Exercise directions: Copy every line of the data in which the word "ylabel" occurs.

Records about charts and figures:

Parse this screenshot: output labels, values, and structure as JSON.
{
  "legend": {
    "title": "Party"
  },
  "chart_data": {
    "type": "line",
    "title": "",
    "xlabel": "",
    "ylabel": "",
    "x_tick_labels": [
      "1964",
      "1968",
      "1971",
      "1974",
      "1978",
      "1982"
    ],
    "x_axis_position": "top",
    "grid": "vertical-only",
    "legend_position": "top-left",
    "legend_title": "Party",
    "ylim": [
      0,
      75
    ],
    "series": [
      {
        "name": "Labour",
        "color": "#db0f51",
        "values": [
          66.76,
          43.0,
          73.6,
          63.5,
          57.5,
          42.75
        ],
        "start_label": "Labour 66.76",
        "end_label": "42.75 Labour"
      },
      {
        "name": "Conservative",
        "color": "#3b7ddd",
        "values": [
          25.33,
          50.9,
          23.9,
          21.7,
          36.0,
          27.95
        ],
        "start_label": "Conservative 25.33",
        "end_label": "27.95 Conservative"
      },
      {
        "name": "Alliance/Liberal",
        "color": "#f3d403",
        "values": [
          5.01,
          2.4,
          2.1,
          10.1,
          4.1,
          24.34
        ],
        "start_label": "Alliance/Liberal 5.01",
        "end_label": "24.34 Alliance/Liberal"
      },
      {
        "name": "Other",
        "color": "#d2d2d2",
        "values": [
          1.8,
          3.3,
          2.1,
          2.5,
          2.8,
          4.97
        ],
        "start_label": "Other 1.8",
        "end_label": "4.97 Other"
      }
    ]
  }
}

* * *

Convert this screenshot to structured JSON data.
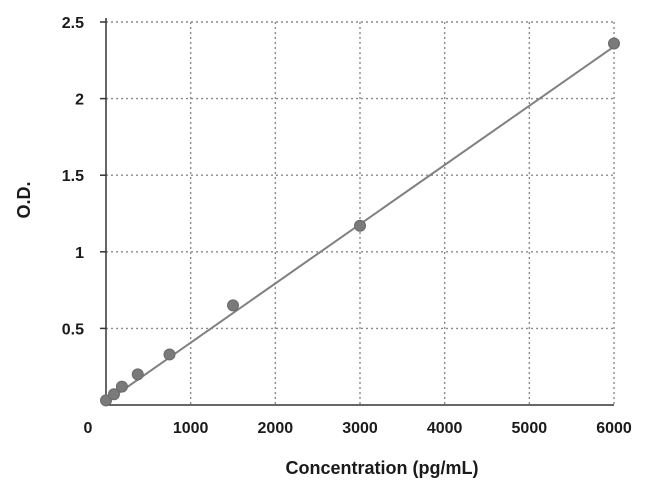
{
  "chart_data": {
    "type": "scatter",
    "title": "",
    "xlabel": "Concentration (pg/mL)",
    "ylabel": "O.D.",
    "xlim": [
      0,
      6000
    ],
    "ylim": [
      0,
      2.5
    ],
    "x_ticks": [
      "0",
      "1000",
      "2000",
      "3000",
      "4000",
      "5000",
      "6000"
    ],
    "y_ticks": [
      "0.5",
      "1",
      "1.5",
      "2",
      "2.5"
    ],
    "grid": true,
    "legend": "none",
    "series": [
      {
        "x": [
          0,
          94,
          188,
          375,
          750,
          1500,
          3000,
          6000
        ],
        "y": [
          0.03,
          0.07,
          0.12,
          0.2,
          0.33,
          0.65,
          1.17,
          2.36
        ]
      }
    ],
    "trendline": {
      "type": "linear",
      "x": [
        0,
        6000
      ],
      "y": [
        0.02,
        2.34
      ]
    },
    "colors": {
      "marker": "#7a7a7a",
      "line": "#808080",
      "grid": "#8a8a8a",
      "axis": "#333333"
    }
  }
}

* * *

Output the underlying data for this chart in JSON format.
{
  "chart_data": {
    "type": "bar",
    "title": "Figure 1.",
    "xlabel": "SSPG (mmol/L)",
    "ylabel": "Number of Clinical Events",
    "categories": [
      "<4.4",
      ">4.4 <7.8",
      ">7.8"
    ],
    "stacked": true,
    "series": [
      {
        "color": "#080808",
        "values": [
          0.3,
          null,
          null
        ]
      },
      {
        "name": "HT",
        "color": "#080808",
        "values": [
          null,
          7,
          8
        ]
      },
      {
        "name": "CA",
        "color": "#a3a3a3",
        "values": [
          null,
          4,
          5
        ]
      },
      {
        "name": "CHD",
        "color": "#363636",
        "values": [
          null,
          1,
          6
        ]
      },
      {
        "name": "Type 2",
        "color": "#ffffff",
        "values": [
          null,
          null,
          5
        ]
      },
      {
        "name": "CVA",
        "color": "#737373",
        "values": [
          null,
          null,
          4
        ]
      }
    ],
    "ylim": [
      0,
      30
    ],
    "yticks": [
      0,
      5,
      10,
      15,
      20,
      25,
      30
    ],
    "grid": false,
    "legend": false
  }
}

Result of the exercise:
    "ylabel": "",
    "ylabel": "O.D.",
    "ylabel": "Number of Clinical Events",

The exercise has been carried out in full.